● PROBLEM STATEMENT
The records that follow should be retyped word for word.

## START INPUT

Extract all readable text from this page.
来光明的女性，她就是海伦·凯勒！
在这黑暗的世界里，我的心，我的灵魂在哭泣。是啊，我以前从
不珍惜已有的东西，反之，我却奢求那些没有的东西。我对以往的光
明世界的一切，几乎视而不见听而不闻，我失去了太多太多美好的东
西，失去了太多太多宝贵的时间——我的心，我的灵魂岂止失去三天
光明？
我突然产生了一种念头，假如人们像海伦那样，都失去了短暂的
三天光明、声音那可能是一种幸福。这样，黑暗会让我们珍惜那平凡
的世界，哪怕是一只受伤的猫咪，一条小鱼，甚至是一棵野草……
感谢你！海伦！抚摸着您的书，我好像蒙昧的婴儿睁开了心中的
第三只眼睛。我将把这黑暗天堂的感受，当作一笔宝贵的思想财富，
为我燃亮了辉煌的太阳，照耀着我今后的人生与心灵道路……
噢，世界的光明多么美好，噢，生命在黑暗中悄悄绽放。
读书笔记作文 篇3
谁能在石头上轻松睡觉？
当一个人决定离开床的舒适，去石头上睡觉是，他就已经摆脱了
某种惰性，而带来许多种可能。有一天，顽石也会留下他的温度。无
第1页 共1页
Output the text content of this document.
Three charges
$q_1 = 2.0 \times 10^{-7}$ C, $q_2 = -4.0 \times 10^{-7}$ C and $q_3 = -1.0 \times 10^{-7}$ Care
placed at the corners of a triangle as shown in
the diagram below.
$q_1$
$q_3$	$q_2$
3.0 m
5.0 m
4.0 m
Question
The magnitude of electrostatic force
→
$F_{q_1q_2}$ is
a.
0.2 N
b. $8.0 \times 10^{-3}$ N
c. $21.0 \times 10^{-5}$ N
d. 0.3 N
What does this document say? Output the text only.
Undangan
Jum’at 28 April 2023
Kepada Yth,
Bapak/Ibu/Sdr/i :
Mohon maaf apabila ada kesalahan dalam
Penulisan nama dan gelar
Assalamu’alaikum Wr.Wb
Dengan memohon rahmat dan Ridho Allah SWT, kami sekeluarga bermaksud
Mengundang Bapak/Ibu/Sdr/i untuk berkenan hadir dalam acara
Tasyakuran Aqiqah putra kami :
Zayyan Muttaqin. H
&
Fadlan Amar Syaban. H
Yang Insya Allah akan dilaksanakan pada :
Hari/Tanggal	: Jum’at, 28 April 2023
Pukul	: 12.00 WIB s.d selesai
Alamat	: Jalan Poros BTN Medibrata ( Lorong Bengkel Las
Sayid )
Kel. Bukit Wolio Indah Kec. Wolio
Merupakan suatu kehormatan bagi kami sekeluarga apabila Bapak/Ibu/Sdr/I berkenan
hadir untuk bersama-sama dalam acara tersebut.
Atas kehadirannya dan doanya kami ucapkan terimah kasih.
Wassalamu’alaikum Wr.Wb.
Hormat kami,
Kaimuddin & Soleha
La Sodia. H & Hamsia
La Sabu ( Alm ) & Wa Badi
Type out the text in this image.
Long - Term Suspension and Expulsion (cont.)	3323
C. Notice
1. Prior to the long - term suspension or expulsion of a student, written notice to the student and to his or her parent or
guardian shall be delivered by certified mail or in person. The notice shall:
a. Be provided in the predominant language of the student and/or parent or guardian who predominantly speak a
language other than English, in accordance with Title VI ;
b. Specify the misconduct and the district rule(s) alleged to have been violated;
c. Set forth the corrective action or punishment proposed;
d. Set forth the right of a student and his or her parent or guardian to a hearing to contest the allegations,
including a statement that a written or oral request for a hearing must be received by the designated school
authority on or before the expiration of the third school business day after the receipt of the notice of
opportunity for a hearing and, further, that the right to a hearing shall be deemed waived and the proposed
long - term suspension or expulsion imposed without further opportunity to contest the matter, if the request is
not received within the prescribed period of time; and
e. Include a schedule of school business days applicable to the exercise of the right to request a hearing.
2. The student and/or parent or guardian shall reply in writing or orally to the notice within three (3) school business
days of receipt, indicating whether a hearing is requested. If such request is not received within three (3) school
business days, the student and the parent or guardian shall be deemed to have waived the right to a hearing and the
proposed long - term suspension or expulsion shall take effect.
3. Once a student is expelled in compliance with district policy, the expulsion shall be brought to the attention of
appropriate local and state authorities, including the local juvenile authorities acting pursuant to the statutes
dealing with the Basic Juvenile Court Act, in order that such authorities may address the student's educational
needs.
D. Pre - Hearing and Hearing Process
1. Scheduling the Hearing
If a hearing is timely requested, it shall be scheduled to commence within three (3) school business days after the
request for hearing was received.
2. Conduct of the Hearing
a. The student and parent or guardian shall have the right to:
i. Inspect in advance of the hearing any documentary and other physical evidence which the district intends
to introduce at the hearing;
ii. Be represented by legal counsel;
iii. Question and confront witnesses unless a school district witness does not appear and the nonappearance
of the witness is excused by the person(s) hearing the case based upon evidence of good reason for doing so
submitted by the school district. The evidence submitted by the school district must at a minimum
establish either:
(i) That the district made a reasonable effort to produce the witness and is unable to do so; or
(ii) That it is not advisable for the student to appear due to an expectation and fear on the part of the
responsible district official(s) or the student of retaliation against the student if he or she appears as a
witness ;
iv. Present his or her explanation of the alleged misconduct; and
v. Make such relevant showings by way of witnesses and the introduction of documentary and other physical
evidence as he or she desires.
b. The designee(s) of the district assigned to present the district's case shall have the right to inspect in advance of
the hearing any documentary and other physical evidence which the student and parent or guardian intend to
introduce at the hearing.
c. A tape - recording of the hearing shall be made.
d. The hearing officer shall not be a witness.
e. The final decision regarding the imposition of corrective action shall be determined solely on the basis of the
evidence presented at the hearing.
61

## END INPUT

● REPLY TO THE EXERCISE
Extract all readable text from this page.
来光明的女性，她就是海伦·凯勒！
在这黑暗的世界里，我的心，我的灵魂在哭泣。是啊，我以前从
不珍惜已有的东西，反之，我却奢求那些没有的东西。我对以往的光
明世界的一切，几乎视而不见听而不闻，我失去了太多太多美好的东
西，失去了太多太多宝贵的时间——我的心，我的灵魂岂止失去三天
光明？
我突然产生了一种念头，假如人们像海伦那样，都失去了短暂的
三天光明、声音那可能是一种幸福。这样，黑暗会让我们珍惜那平凡
的世界，哪怕是一只受伤的猫咪，一条小鱼，甚至是一棵野草……
感谢你！海伦！抚摸着您的书，我好像蒙昧的婴儿睁开了心中的
第三只眼睛。我将把这黑暗天堂的感受，当作一笔宝贵的思想财富，
为我燃亮了辉煌的太阳，照耀着我今后的人生与心灵道路……
噢，世界的光明多么美好，噢，生命在黑暗中悄悄绽放。
读书笔记作文 篇3
谁能在石头上轻松睡觉？
当一个人决定离开床的舒适，去石头上睡觉是，他就已经摆脱了
某种惰性，而带来许多种可能。有一天，顽石也会留下他的温度。无
第1页 共1页
Output the text content of this document.
Three charges
$q_1 = 2.0 \times 10^{-7}$ C, $q_2 = -4.0 \times 10^{-7}$ C and $q_3 = -1.0 \times 10^{-7}$ Care
placed at the corners of a triangle as shown in
the diagram below.
$q_1$
$q_3$	$q_2$
3.0 m
5.0 m
4.0 m
Question
The magnitude of electrostatic force
→
$F_{q_1q_2}$ is
a.
0.2 N
b. $8.0 \times 10^{-3}$ N
c. $21.0 \times 10^{-5}$ N
d. 0.3 N
What does this document say? Output the text only.
Undangan
Jum’at 28 April 2023
Kepada Yth,
Bapak/Ibu/Sdr/i :
Mohon maaf apabila ada kesalahan dalam
Penulisan nama dan gelar
Assalamu’alaikum Wr.Wb
Dengan memohon rahmat dan Ridho Allah SWT, kami sekeluarga bermaksud
Mengundang Bapak/Ibu/Sdr/i untuk berkenan hadir dalam acara
Tasyakuran Aqiqah putra kami :
Zayyan Muttaqin. H
&
Fadlan Amar Syaban. H
Yang Insya Allah akan dilaksanakan pada :
Hari/Tanggal	: Jum’at, 28 April 2023
Pukul	: 12.00 WIB s.d selesai
Alamat	: Jalan Poros BTN Medibrata ( Lorong Bengkel Las
Sayid )
Kel. Bukit Wolio Indah Kec. Wolio
Merupakan suatu kehormatan bagi kami sekeluarga apabila Bapak/Ibu/Sdr/I berkenan
hadir untuk bersama-sama dalam acara tersebut.
Atas kehadirannya dan doanya kami ucapkan terimah kasih.
Wassalamu’alaikum Wr.Wb.
Hormat kami,
Kaimuddin & Soleha
La Sodia. H & Hamsia
La Sabu ( Alm ) & Wa Badi
Type out the text in this image.
Long - Term Suspension and Expulsion (cont.)	3323
C. Notice
1. Prior to the long - term suspension or expulsion of a student, written notice to the student and to his or her parent or
guardian shall be delivered by certified mail or in person. The notice shall:
a. Be provided in the predominant language of the student and/or parent or guardian who predominantly speak a
language other than English, in accordance with Title VI ;
b. Specify the misconduct and the district rule(s) alleged to have been violated;
c. Set forth the corrective action or punishment proposed;
d. Set forth the right of a student and his or her parent or guardian to a hearing to contest the allegations,
including a statement that a written or oral request for a hearing must be received by the designated school
authority on or before the expiration of the third school business day after the receipt of the notice of
opportunity for a hearing and, further, that the right to a hearing shall be deemed waived and the proposed
long - term suspension or expulsion imposed without further opportunity to contest the matter, if the request is
not received within the prescribed period of time; and
e. Include a schedule of school business days applicable to the exercise of the right to request a hearing.
2. The student and/or parent or guardian shall reply in writing or orally to the notice within three (3) school business
days of receipt, indicating whether a hearing is requested. If such request is not received within three (3) school
business days, the student and the parent or guardian shall be deemed to have waived the right to a hearing and the
proposed long - term suspension or expulsion shall take effect.
3. Once a student is expelled in compliance with district policy, the expulsion shall be brought to the attention of
appropriate local and state authorities, including the local juvenile authorities acting pursuant to the statutes
dealing with the Basic Juvenile Court Act, in order that such authorities may address the student's educational
needs.
D. Pre - Hearing and Hearing Process
1. Scheduling the Hearing
If a hearing is timely requested, it shall be scheduled to commence within three (3) school business days after the
request for hearing was received.
2. Conduct of the Hearing
a. The student and parent or guardian shall have the right to:
i. Inspect in advance of the hearing any documentary and other physical evidence which the district intends
to introduce at the hearing;
ii. Be represented by legal counsel;
iii. Question and confront witnesses unless a school district witness does not appear and the nonappearance
of the witness is excused by the person(s) hearing the case based upon evidence of good reason for doing so
submitted by the school district. The evidence submitted by the school district must at a minimum
establish either:
(i) That the district made a reasonable effort to produce the witness and is unable to do so; or
(ii) That it is not advisable for the student to appear due to an expectation and fear on the part of the
responsible district official(s) or the student of retaliation against the student if he or she appears as a
witness ;
iv. Present his or her explanation of the alleged misconduct; and
v. Make such relevant showings by way of witnesses and the introduction of documentary and other physical
evidence as he or she desires.
b. The designee(s) of the district assigned to present the district's case shall have the right to inspect in advance of
the hearing any documentary and other physical evidence which the student and parent or guardian intend to
introduce at the hearing.
c. A tape - recording of the hearing shall be made.
d. The hearing officer shall not be a witness.
e. The final decision regarding the imposition of corrective action shall be determined solely on the basis of the
evidence presented at the hearing.
61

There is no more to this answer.